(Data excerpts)
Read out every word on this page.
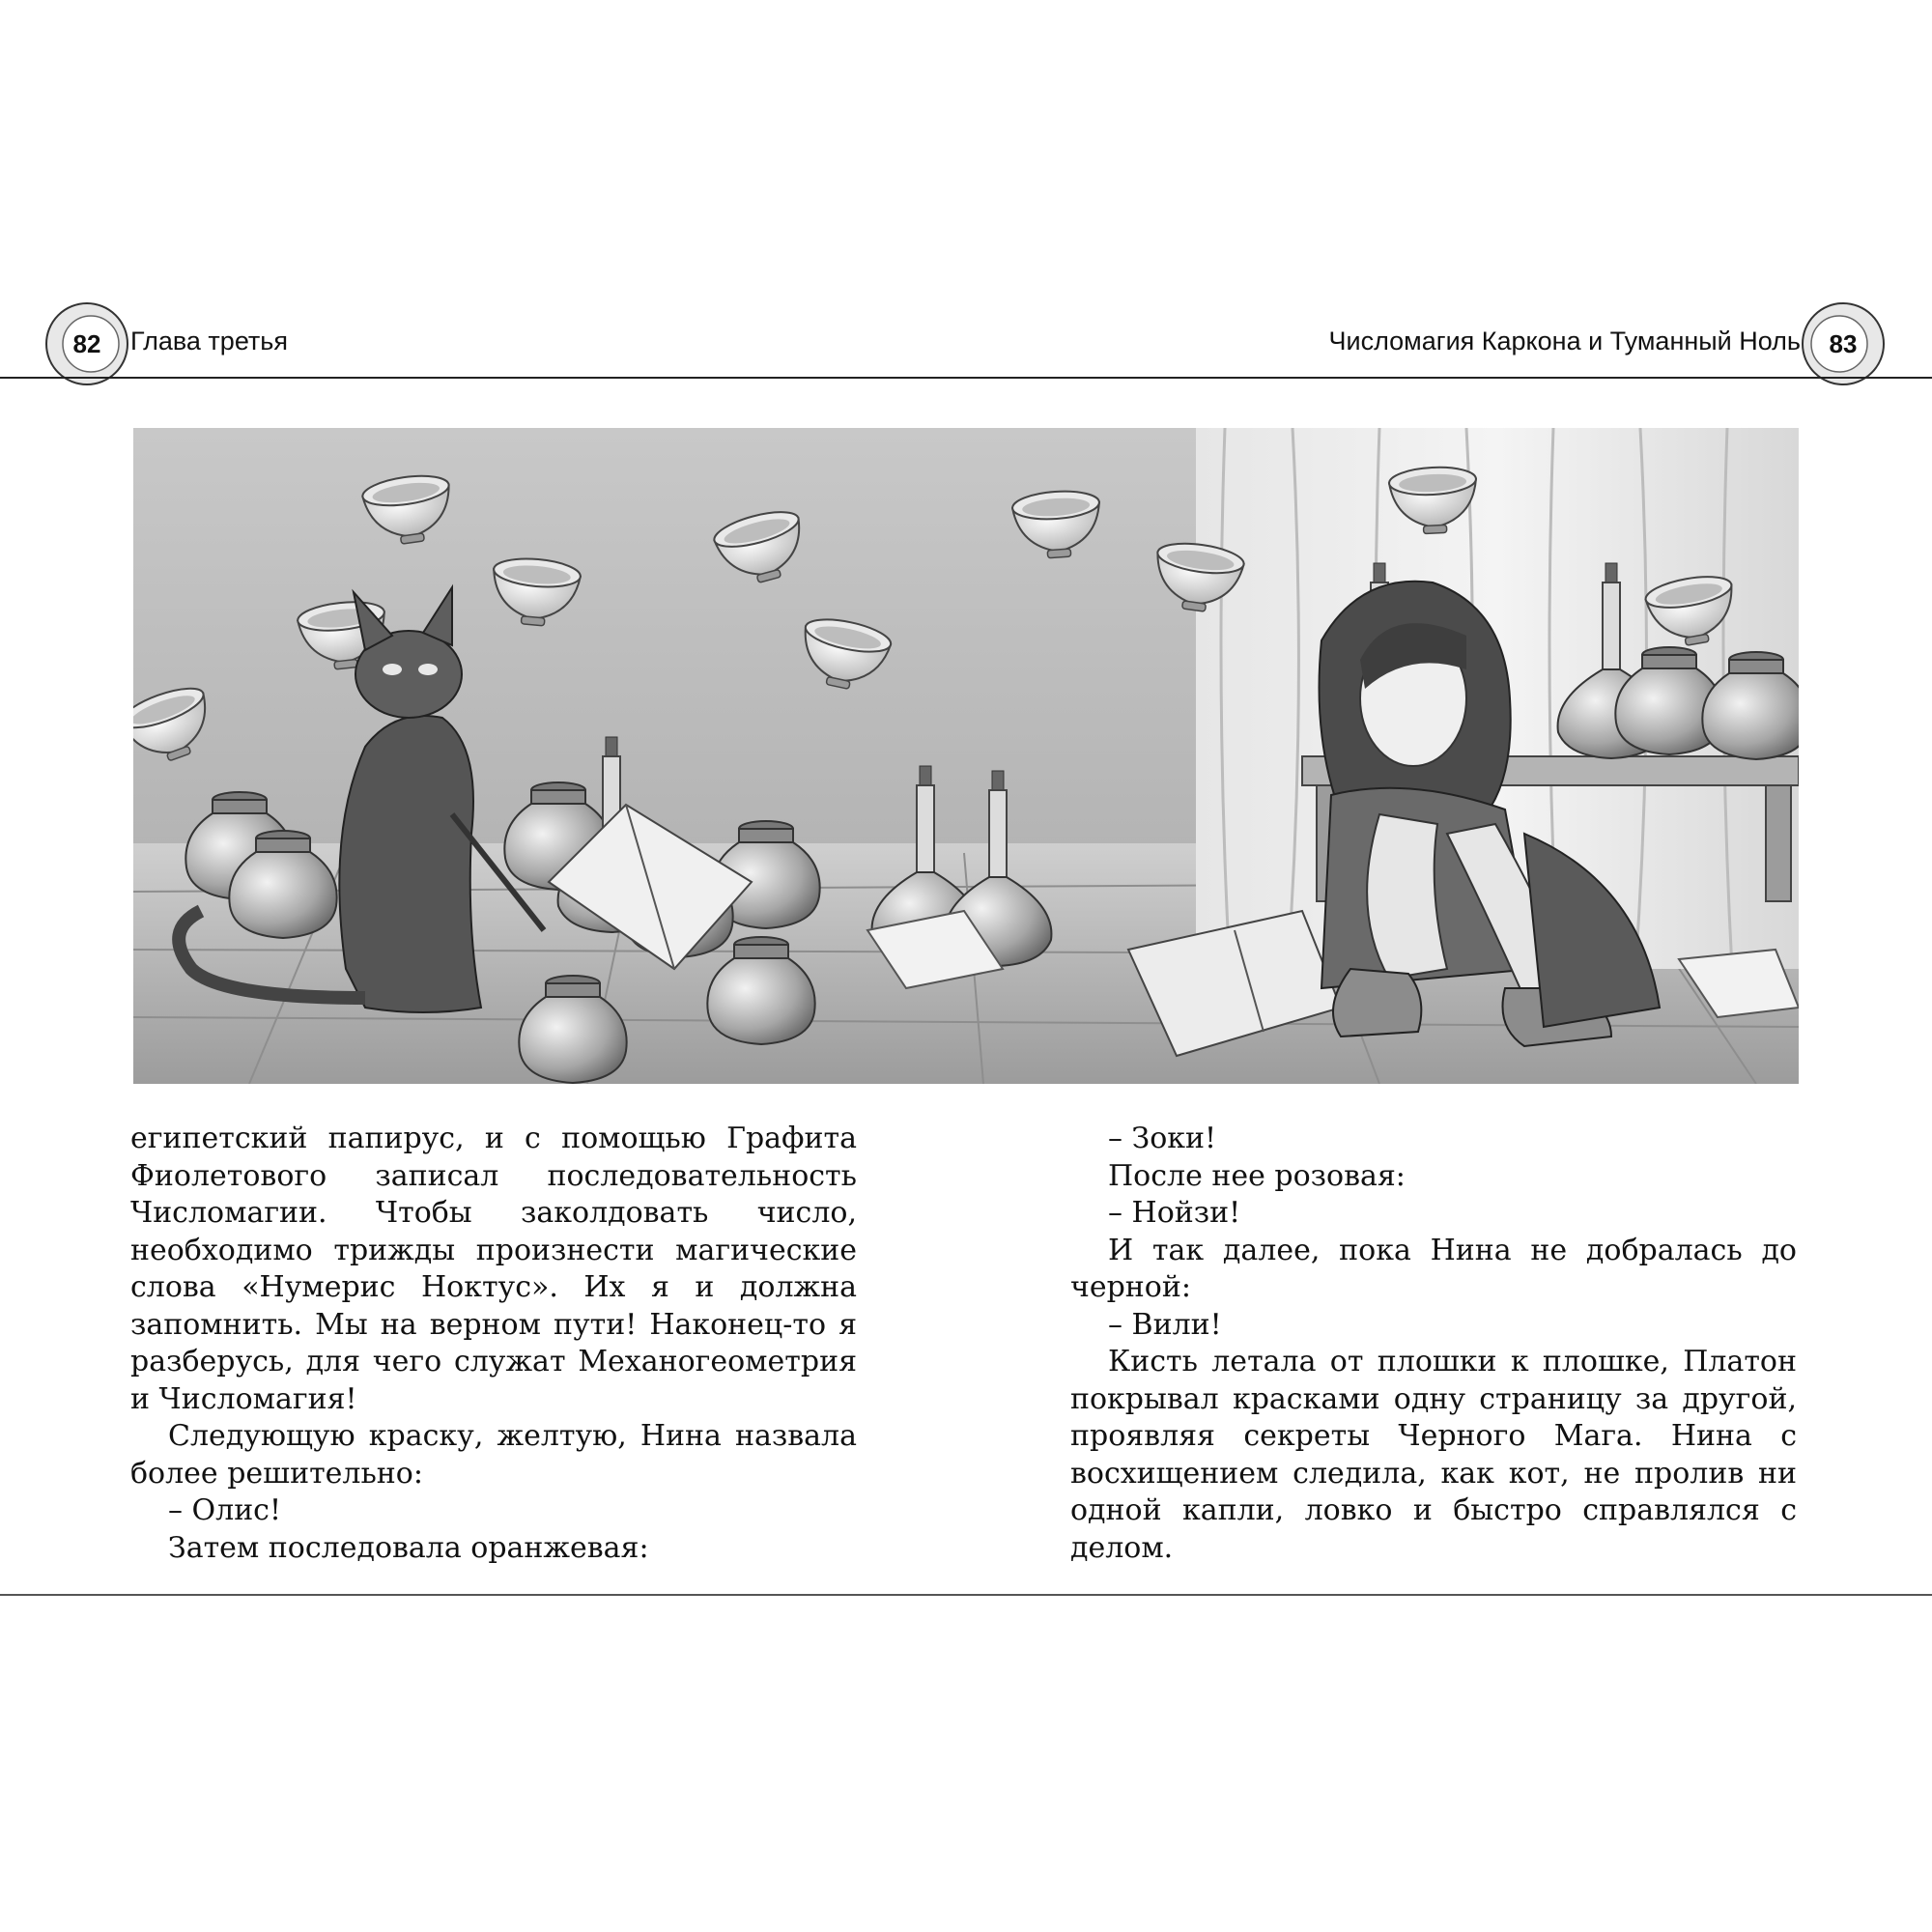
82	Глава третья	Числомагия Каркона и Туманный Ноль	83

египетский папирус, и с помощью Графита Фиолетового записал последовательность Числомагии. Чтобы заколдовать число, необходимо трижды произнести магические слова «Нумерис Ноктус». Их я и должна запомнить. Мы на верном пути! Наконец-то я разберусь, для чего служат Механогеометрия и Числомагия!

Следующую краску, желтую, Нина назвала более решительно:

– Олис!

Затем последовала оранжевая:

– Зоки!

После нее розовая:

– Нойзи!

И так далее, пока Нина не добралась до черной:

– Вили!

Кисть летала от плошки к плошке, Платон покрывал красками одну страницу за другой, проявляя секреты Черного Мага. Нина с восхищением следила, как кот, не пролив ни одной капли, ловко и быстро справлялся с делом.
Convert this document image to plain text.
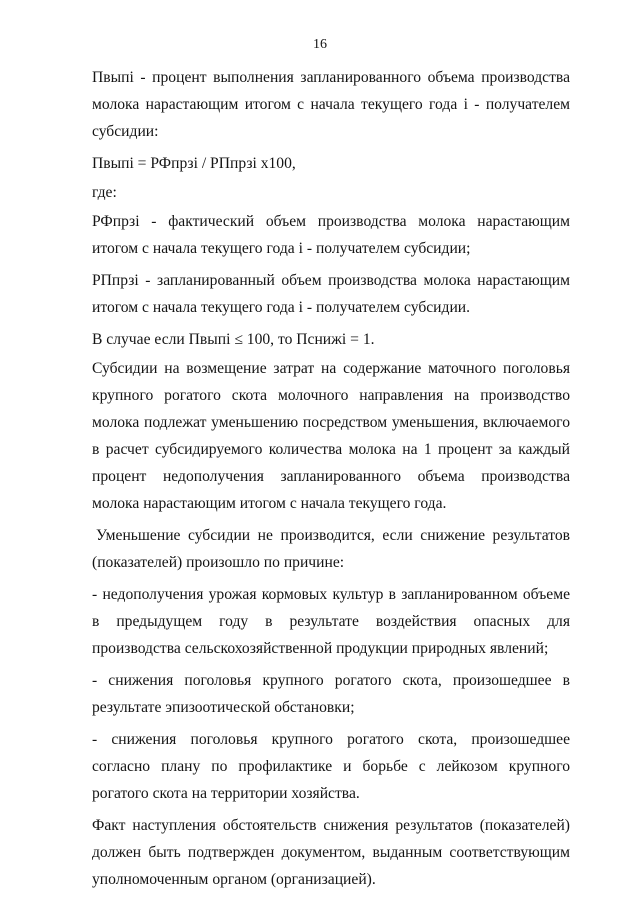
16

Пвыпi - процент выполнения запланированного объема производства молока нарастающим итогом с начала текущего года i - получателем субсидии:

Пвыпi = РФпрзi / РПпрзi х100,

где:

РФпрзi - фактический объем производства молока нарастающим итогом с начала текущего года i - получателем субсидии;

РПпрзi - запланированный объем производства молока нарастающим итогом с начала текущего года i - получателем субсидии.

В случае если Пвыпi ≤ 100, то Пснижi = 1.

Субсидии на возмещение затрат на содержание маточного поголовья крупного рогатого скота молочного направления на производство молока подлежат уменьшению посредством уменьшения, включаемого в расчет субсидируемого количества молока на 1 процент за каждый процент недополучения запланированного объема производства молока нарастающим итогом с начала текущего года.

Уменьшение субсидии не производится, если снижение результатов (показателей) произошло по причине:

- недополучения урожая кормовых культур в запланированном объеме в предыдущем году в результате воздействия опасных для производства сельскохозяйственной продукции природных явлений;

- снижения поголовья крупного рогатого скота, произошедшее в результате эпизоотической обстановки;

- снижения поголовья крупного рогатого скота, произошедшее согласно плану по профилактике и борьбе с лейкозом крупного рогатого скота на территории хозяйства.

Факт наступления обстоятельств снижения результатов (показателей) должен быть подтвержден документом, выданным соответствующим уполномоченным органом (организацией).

[Exercise task]: Repeat verbatim all the material, but not the pictures.

[Solution below]:
Read out every word on this page.
82	Глава третья	Числомагия Каркона и Туманный Ноль	83

египетский папирус, и с помощью Графита Фиолетового записал последовательность Числомагии. Чтобы заколдовать число, необходимо трижды произнести магические слова «Нумерис Ноктус». Их я и должна запомнить. Мы на верном пути! Наконец-то я разберусь, для чего служат Механогеометрия и Числомагия!

Следующую краску, желтую, Нина назвала более решительно:

– Олис!

Затем последовала оранжевая:

– Зоки!

После нее розовая:

– Нойзи!

И так далее, пока Нина не добралась до черной:

– Вили!

Кисть летала от плошки к плошке, Платон покрывал красками одну страницу за другой, проявляя секреты Черного Мага. Нина с восхищением следила, как кот, не пролив ни одной капли, ловко и быстро справлялся с делом.
Convert this document image to plain text.
16

Пвыпi - процент выполнения запланированного объема производства молока нарастающим итогом с начала текущего года i - получателем субсидии:

Пвыпi = РФпрзi / РПпрзi х100,

где:

РФпрзi - фактический объем производства молока нарастающим итогом с начала текущего года i - получателем субсидии;

РПпрзi - запланированный объем производства молока нарастающим итогом с начала текущего года i - получателем субсидии.

В случае если Пвыпi ≤ 100, то Пснижi = 1.

Субсидии на возмещение затрат на содержание маточного поголовья крупного рогатого скота молочного направления на производство молока подлежат уменьшению посредством уменьшения, включаемого в расчет субсидируемого количества молока на 1 процент за каждый процент недополучения запланированного объема производства молока нарастающим итогом с начала текущего года.

Уменьшение субсидии не производится, если снижение результатов (показателей) произошло по причине:

- недополучения урожая кормовых культур в запланированном объеме в предыдущем году в результате воздействия опасных для производства сельскохозяйственной продукции природных явлений;

- снижения поголовья крупного рогатого скота, произошедшее в результате эпизоотической обстановки;

- снижения поголовья крупного рогатого скота, произошедшее согласно плану по профилактике и борьбе с лейкозом крупного рогатого скота на территории хозяйства.

Факт наступления обстоятельств снижения результатов (показателей) должен быть подтвержден документом, выданным соответствующим уполномоченным органом (организацией).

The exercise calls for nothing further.